— Start of Listed entries —

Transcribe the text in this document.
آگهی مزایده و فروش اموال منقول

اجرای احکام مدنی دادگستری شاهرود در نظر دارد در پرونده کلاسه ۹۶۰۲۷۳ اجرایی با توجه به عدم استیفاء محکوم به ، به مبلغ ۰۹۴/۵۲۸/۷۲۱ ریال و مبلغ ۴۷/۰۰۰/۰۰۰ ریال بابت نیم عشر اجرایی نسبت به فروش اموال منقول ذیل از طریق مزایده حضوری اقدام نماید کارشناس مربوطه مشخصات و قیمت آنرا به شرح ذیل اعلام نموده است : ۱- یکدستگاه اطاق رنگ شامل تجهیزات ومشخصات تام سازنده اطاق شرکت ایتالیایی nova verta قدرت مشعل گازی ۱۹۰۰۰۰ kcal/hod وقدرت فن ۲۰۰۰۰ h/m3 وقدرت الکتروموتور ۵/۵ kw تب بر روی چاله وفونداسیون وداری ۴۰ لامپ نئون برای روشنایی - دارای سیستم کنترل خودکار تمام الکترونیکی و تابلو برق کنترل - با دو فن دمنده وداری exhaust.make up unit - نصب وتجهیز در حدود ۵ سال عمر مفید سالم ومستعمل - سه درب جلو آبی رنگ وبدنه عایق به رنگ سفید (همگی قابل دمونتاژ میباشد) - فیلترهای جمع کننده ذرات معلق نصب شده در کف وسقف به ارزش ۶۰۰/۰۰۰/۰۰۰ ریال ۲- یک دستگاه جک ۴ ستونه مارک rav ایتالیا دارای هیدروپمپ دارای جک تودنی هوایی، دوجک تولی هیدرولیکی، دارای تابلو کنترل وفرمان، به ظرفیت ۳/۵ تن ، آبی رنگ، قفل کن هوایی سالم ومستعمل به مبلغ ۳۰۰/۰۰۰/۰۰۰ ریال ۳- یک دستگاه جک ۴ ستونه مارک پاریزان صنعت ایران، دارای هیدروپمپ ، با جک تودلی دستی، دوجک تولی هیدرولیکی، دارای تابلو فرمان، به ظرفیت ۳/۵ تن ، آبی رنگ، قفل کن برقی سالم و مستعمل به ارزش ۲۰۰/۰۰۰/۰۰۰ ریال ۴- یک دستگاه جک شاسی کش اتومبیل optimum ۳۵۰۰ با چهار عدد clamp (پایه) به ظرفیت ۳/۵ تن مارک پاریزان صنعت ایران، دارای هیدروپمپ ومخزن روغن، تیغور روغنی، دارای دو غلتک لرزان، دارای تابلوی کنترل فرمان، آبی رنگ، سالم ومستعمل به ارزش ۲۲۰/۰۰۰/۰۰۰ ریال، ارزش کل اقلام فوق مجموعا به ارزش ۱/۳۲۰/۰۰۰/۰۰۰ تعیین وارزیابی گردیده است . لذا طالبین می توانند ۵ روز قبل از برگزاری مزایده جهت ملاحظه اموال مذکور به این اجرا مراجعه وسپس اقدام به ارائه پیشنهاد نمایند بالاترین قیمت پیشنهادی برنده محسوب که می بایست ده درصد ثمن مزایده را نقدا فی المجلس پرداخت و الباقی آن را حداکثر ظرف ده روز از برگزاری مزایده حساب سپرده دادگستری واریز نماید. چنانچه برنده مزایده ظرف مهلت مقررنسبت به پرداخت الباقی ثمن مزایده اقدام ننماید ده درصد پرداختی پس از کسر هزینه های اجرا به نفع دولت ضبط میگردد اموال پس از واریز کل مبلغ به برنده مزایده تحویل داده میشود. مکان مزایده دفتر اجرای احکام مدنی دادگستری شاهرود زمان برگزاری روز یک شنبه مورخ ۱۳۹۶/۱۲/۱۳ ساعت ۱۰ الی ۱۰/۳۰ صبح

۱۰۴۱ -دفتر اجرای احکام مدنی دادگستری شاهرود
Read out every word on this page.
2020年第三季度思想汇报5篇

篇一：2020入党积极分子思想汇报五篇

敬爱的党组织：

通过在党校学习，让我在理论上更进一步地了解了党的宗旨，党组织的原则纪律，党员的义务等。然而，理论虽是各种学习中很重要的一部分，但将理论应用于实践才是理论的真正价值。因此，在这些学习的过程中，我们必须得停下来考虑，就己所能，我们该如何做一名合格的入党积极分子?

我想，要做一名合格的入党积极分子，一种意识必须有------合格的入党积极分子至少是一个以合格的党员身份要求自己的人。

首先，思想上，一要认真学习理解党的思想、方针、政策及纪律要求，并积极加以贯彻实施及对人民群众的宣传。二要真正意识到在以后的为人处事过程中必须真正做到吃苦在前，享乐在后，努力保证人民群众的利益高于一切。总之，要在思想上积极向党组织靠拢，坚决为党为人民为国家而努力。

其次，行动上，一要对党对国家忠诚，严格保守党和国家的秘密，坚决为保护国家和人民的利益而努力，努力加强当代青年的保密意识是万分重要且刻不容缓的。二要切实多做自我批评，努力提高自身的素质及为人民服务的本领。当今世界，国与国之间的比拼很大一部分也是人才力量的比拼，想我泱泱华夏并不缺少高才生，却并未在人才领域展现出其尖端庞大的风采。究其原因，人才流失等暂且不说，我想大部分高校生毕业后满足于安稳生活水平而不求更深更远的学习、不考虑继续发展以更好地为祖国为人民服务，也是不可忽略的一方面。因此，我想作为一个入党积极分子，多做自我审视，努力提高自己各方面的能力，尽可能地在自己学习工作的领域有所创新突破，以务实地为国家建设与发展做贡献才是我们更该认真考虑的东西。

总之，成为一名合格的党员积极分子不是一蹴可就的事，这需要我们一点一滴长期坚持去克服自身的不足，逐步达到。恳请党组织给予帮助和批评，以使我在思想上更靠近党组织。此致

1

— End of Listed entries —

◆ Prompt: Copy out each line in the listing that has the word "this".

◆ The completed task:
Transcribe the text in this document.
Read out every word on this page.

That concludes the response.